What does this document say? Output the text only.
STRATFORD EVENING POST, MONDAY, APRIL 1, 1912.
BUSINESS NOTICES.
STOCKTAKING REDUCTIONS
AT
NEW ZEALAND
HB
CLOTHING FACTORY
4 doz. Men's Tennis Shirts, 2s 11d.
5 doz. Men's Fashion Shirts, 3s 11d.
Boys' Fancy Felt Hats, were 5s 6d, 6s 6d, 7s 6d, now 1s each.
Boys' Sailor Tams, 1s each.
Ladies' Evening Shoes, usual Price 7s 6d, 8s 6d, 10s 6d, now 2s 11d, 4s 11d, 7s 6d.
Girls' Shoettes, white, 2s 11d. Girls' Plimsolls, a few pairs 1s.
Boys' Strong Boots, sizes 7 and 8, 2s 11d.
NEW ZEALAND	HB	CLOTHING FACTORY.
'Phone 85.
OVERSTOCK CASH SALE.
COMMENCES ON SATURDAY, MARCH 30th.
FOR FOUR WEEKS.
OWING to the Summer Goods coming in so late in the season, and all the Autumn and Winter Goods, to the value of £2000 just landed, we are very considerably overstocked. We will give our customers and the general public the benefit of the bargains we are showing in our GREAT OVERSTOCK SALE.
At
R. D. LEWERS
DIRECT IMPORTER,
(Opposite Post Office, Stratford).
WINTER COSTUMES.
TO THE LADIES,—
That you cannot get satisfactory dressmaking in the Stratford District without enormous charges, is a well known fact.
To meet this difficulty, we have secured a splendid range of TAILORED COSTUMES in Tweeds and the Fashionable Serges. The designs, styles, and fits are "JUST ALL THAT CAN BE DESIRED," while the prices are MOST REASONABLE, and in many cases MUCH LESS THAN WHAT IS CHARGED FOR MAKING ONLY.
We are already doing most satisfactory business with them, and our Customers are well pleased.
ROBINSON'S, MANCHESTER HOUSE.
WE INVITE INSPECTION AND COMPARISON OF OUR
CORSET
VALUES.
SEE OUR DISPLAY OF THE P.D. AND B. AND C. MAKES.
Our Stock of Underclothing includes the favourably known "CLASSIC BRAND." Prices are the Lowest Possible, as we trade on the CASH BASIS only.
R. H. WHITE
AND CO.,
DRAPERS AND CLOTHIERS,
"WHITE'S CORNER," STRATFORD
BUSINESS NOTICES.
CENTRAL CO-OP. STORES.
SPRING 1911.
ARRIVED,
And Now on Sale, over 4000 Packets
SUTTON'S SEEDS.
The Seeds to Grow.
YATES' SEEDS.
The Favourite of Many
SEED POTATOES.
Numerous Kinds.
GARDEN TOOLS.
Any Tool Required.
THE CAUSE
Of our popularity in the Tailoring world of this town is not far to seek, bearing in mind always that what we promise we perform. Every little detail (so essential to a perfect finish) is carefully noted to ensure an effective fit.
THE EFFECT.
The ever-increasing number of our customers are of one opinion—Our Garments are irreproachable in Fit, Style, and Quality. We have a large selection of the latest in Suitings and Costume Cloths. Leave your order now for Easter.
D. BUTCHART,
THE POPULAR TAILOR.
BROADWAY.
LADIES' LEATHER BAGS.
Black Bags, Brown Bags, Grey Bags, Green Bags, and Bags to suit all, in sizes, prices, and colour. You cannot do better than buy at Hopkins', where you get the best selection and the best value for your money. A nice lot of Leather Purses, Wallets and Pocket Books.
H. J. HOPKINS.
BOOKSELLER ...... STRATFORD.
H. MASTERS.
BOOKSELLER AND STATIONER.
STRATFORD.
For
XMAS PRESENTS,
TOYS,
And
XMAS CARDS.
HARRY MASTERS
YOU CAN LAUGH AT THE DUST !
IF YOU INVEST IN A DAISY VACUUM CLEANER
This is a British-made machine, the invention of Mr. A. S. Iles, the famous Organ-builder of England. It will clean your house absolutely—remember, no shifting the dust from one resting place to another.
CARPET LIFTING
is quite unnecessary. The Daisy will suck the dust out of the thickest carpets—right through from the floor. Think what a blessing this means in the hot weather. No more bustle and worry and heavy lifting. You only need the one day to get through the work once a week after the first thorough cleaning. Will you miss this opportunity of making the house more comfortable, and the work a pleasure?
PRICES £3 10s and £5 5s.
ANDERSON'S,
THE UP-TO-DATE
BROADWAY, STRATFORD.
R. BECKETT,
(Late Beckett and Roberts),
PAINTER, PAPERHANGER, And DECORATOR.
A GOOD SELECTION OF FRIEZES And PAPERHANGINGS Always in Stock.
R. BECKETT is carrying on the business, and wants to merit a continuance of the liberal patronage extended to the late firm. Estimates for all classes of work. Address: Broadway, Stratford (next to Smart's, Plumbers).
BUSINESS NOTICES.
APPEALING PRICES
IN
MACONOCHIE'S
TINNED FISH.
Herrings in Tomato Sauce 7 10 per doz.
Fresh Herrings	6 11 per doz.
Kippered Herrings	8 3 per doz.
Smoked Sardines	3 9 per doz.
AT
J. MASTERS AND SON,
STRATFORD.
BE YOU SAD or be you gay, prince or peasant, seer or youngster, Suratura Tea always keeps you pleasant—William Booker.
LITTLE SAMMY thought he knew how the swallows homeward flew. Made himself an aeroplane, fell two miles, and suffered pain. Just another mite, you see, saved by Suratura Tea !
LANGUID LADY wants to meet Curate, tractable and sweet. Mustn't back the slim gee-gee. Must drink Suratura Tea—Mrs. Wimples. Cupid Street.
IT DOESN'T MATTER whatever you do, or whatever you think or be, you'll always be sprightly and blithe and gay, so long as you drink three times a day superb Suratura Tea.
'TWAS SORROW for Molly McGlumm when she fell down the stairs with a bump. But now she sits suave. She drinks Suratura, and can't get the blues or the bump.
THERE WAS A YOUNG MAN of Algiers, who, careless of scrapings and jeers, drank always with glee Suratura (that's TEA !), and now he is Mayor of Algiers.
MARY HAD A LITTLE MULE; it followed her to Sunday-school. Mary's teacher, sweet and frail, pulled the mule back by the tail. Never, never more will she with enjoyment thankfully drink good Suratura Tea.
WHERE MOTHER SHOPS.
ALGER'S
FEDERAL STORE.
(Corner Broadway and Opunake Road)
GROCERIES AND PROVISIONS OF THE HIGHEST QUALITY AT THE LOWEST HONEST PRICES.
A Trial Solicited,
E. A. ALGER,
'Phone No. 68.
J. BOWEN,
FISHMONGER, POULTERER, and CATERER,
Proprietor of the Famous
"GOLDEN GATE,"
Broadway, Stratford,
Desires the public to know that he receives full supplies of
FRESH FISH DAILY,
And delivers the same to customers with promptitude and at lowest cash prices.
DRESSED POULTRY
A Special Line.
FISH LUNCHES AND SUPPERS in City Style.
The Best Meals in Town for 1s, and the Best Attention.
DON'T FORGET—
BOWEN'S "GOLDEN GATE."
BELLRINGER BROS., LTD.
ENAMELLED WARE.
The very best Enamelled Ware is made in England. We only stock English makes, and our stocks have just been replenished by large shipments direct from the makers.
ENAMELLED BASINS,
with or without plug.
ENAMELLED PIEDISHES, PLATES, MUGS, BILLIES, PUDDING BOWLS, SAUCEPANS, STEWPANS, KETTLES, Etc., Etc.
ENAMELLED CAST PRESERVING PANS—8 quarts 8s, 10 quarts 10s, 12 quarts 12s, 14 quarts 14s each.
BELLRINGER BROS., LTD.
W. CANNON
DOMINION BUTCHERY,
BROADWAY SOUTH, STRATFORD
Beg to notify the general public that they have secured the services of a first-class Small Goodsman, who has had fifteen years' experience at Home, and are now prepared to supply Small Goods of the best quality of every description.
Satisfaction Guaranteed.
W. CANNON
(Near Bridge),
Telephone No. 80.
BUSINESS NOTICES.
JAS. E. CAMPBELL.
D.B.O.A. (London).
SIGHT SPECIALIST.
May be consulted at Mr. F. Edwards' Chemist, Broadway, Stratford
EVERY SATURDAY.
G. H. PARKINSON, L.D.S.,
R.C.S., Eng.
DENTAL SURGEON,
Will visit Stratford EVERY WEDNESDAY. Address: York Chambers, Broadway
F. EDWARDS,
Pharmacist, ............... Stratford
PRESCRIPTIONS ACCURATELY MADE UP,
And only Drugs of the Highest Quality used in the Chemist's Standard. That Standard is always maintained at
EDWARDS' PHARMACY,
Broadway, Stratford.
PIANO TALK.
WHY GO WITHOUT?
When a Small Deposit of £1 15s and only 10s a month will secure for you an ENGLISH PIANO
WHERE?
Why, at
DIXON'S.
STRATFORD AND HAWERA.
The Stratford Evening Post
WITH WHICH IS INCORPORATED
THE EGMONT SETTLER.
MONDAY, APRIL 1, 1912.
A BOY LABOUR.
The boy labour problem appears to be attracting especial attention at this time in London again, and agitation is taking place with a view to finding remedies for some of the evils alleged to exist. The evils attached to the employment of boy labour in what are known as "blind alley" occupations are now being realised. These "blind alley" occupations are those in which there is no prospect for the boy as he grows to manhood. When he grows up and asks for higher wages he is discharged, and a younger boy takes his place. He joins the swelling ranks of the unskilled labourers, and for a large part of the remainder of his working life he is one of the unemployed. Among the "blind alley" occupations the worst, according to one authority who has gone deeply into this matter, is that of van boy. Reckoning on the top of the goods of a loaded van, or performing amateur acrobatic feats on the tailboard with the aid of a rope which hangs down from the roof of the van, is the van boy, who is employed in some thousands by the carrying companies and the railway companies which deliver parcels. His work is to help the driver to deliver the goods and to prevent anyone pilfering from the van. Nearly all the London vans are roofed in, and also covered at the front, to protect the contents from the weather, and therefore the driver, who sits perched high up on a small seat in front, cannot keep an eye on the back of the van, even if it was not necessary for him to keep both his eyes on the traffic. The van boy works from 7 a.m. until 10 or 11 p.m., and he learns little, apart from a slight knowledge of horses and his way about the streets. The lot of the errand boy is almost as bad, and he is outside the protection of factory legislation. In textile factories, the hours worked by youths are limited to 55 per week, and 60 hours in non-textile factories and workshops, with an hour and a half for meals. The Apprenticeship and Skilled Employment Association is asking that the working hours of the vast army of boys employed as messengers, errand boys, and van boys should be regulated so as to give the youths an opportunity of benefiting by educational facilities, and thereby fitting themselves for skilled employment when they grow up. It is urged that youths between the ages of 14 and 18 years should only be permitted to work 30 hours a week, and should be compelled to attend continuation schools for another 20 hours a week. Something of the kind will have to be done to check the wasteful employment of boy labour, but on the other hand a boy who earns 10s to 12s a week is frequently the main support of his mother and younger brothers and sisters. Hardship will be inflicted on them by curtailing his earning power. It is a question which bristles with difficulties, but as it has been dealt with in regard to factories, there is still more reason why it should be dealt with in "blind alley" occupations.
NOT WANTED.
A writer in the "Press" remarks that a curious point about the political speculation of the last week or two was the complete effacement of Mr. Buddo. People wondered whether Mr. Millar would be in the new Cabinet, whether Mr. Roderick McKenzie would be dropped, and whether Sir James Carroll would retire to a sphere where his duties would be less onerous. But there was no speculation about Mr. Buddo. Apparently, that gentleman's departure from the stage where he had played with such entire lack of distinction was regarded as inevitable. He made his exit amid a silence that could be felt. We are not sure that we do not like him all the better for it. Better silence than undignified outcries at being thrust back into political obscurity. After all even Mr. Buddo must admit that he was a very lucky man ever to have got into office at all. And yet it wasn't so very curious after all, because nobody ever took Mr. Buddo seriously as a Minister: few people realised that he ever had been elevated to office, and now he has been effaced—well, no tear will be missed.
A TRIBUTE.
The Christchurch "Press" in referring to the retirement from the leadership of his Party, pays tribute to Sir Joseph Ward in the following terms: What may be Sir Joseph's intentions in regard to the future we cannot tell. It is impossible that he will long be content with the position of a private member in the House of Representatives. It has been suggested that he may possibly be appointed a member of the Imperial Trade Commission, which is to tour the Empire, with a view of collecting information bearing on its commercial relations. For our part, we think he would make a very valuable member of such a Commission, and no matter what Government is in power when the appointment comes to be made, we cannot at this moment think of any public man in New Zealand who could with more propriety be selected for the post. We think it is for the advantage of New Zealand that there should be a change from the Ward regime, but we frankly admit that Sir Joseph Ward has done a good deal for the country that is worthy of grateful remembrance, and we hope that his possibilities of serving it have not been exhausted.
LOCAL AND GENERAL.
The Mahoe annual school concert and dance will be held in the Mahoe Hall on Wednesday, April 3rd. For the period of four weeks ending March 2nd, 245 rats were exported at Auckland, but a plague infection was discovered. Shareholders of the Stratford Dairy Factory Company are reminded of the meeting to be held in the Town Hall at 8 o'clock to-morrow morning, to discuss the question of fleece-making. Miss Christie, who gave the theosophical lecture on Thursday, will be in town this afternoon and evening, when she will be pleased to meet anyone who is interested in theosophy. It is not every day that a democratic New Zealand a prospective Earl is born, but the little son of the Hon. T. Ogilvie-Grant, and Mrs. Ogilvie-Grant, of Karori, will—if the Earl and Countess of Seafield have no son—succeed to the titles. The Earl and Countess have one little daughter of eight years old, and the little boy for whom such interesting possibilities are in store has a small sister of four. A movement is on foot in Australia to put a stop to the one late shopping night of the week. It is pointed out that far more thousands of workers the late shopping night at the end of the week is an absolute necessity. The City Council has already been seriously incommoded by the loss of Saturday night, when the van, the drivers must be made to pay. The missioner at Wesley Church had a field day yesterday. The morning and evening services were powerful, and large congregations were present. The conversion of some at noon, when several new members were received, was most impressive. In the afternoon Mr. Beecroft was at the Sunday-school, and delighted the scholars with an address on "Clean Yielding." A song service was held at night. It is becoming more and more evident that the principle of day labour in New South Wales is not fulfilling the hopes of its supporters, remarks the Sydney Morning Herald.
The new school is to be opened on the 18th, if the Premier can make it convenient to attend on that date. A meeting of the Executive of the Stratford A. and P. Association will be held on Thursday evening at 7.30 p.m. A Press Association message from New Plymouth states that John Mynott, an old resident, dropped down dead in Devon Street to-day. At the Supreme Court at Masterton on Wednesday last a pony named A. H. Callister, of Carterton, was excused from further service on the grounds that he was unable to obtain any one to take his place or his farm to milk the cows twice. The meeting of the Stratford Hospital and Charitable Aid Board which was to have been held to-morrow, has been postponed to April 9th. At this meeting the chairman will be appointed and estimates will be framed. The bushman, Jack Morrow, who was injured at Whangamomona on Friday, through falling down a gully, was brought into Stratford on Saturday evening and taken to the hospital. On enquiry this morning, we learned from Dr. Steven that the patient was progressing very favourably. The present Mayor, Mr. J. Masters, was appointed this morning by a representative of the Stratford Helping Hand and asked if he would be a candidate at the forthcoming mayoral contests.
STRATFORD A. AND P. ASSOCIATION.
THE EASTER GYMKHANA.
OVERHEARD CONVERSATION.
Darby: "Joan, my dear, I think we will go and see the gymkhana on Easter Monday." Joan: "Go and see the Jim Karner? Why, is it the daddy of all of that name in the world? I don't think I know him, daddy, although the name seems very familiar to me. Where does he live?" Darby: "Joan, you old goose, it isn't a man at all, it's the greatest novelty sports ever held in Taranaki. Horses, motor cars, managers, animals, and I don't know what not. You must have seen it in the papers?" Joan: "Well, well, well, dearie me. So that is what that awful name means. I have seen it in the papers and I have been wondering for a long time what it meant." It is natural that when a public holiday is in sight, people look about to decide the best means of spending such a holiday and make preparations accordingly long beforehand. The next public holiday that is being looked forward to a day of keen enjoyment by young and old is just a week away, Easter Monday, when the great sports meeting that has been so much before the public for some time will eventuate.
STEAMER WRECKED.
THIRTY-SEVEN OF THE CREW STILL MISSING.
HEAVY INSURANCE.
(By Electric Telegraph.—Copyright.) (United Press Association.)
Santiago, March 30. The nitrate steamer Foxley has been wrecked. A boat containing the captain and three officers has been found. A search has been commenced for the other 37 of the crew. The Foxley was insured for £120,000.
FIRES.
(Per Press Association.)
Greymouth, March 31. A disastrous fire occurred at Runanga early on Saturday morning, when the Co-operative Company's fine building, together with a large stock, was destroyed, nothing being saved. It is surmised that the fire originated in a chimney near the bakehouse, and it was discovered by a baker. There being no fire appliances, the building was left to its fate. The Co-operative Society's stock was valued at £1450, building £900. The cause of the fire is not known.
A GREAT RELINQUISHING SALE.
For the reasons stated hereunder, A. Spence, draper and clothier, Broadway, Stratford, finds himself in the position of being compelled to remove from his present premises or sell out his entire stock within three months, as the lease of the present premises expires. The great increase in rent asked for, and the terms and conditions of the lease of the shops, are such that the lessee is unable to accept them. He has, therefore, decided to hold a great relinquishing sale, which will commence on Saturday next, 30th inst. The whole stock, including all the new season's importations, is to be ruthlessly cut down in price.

▶ **What to do**
Pick out and copy the lines of the entries that hold the string "England".

▶ **Task answer**
This is a British-made machine, the invention of Mr. A. S. Iles, the famous Organ-builder of England. It will clean your house absolutely—remember, no shifting the dust from one resting place to another.
The very best Enamelled Ware is made in England. We only stock English makes, and our stocks have just been replenished by large shipments direct from the makers.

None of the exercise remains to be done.